┏━━

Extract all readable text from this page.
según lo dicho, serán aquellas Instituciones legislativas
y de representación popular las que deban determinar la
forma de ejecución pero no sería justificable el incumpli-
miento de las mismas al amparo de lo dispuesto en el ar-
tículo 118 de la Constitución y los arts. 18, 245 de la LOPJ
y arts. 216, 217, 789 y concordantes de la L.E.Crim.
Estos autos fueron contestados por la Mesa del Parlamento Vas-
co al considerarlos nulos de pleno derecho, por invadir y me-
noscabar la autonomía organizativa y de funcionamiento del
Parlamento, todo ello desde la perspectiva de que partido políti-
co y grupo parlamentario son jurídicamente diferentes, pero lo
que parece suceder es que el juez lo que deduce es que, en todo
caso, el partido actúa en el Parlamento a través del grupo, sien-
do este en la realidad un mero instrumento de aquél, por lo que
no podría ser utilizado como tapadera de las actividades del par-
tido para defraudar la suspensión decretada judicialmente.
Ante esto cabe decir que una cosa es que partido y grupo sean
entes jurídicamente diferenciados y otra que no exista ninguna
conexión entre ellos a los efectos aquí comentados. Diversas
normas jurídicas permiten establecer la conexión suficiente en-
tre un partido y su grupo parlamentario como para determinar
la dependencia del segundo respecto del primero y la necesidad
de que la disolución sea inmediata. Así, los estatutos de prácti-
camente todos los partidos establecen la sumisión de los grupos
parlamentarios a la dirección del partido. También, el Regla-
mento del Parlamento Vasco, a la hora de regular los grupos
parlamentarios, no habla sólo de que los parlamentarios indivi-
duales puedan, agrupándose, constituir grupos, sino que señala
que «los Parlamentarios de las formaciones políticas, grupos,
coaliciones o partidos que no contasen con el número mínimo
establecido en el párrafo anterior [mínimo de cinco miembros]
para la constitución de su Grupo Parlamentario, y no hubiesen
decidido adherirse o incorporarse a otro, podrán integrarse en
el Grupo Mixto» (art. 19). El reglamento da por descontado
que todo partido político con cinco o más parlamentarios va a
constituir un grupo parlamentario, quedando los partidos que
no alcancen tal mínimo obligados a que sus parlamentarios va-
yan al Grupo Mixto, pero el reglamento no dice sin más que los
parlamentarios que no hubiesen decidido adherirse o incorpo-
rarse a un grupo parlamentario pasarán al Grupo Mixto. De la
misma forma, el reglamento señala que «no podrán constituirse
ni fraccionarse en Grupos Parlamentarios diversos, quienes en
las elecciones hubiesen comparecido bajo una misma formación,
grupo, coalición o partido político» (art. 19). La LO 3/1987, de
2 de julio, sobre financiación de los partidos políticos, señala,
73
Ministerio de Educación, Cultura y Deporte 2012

┗━━

**EXERCISE REQUIREMENTS:** Copy each record from above exactly, and include every line.

**SOLUTION BELOW:**
Extract all readable text from this page.
según lo dicho, serán aquellas Instituciones legislativas
y de representación popular las que deban determinar la
forma de ejecución pero no sería justificable el incumpli-
miento de las mismas al amparo de lo dispuesto en el ar-
tículo 118 de la Constitución y los arts. 18, 245 de la LOPJ
y arts. 216, 217, 789 y concordantes de la L.E.Crim.
Estos autos fueron contestados por la Mesa del Parlamento Vas-
co al considerarlos nulos de pleno derecho, por invadir y me-
noscabar la autonomía organizativa y de funcionamiento del
Parlamento, todo ello desde la perspectiva de que partido políti-
co y grupo parlamentario son jurídicamente diferentes, pero lo
que parece suceder es que el juez lo que deduce es que, en todo
caso, el partido actúa en el Parlamento a través del grupo, sien-
do este en la realidad un mero instrumento de aquél, por lo que
no podría ser utilizado como tapadera de las actividades del par-
tido para defraudar la suspensión decretada judicialmente.
Ante esto cabe decir que una cosa es que partido y grupo sean
entes jurídicamente diferenciados y otra que no exista ninguna
conexión entre ellos a los efectos aquí comentados. Diversas
normas jurídicas permiten establecer la conexión suficiente en-
tre un partido y su grupo parlamentario como para determinar
la dependencia del segundo respecto del primero y la necesidad
de que la disolución sea inmediata. Así, los estatutos de prácti-
camente todos los partidos establecen la sumisión de los grupos
parlamentarios a la dirección del partido. También, el Regla-
mento del Parlamento Vasco, a la hora de regular los grupos
parlamentarios, no habla sólo de que los parlamentarios indivi-
duales puedan, agrupándose, constituir grupos, sino que señala
que «los Parlamentarios de las formaciones políticas, grupos,
coaliciones o partidos que no contasen con el número mínimo
establecido en el párrafo anterior [mínimo de cinco miembros]
para la constitución de su Grupo Parlamentario, y no hubiesen
decidido adherirse o incorporarse a otro, podrán integrarse en
el Grupo Mixto» (art. 19). El reglamento da por descontado
que todo partido político con cinco o más parlamentarios va a
constituir un grupo parlamentario, quedando los partidos que
no alcancen tal mínimo obligados a que sus parlamentarios va-
yan al Grupo Mixto, pero el reglamento no dice sin más que los
parlamentarios que no hubiesen decidido adherirse o incorpo-
rarse a un grupo parlamentario pasarán al Grupo Mixto. De la
misma forma, el reglamento señala que «no podrán constituirse
ni fraccionarse en Grupos Parlamentarios diversos, quienes en
las elecciones hubiesen comparecido bajo una misma formación,
grupo, coalición o partido político» (art. 19). La LO 3/1987, de
2 de julio, sobre financiación de los partidos políticos, señala,
73
Ministerio de Educación, Cultura y Deporte 2012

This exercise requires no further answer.